Search the material below for the word "image". Copy every line that has it.
---+---
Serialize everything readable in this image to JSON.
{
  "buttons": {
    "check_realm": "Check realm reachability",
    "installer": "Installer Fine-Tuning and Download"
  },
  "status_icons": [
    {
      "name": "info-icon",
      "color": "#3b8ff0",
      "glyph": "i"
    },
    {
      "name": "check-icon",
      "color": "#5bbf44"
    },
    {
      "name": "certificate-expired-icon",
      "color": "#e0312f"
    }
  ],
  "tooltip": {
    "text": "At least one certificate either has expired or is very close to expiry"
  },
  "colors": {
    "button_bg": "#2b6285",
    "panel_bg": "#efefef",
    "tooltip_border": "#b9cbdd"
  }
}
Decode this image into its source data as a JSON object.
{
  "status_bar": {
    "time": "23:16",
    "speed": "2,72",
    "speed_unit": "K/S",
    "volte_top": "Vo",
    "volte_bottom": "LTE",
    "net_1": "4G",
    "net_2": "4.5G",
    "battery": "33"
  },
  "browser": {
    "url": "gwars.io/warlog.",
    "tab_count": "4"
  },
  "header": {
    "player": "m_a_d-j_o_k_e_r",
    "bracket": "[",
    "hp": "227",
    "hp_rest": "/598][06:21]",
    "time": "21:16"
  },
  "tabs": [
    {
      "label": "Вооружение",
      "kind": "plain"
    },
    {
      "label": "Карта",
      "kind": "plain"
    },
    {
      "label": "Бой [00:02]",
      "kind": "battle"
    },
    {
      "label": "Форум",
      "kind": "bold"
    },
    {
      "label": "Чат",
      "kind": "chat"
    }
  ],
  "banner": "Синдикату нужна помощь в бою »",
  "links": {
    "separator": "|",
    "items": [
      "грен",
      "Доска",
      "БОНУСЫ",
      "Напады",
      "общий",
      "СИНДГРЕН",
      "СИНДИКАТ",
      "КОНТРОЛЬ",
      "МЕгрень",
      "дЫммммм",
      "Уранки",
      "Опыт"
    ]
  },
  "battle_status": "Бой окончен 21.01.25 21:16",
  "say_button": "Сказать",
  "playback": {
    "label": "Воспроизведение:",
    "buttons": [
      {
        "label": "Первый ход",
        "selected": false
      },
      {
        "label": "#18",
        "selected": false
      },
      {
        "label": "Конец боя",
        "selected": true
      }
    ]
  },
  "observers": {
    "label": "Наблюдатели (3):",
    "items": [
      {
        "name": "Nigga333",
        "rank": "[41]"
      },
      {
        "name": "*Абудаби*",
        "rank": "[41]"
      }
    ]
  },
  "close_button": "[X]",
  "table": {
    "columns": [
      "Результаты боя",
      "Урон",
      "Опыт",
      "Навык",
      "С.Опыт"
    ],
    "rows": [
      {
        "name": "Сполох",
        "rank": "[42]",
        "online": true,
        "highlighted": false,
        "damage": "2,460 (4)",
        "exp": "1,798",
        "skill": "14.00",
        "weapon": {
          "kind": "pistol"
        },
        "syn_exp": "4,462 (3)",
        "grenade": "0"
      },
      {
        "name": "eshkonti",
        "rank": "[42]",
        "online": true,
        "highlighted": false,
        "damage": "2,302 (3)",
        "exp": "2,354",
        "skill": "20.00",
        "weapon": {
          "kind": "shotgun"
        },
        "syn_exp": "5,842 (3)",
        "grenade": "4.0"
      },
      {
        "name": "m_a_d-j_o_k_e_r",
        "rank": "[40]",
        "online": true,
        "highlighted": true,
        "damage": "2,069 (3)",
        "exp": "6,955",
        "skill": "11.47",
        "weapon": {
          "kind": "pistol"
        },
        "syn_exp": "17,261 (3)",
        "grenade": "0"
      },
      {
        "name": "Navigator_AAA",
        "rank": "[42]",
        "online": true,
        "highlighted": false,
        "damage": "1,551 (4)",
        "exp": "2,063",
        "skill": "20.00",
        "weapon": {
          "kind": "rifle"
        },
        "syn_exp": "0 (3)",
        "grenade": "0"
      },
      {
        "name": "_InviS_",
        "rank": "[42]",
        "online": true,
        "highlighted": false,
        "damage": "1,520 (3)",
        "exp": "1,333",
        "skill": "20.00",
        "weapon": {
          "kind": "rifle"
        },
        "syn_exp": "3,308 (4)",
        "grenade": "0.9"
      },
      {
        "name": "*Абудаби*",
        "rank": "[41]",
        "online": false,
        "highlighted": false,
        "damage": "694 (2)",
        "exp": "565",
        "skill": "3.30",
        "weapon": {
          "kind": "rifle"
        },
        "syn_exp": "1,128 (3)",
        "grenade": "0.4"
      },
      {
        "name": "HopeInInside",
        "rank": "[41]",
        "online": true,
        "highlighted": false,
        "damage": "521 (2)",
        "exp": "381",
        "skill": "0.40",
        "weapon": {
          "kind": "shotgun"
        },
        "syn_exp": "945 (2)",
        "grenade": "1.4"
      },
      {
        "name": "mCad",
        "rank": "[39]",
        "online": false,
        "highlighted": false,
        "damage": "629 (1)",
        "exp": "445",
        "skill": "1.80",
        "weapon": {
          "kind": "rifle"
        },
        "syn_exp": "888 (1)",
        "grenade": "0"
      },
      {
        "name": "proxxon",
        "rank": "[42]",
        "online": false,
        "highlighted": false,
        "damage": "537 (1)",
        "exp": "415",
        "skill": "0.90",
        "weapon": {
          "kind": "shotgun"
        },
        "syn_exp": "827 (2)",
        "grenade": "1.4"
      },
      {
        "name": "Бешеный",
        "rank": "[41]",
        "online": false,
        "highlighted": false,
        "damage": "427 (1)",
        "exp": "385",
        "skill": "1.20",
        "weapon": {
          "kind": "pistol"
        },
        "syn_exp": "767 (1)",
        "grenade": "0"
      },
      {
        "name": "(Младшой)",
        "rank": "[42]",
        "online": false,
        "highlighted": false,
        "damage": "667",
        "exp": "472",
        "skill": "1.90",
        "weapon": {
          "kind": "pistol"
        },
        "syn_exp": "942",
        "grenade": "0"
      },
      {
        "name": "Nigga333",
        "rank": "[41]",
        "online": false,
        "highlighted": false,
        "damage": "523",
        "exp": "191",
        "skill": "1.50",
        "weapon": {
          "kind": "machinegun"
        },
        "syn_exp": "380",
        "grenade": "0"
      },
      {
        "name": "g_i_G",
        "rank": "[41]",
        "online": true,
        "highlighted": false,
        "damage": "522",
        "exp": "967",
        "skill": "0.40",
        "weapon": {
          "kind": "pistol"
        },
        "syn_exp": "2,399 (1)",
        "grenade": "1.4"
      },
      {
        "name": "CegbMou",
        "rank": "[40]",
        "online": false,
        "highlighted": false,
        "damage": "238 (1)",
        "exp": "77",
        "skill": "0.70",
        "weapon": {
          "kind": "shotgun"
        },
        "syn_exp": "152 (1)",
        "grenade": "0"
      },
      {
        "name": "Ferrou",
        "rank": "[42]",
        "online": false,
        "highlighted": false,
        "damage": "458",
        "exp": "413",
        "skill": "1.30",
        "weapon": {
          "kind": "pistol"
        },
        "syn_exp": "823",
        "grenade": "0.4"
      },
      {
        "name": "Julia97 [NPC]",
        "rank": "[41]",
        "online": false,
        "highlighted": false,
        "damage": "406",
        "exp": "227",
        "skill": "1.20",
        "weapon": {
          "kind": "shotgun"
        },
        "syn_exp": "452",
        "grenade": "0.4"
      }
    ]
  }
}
---+---
Problem solution:
Serialize everything readable in this image to JSON.
Decode this image into its source data as a JSON object.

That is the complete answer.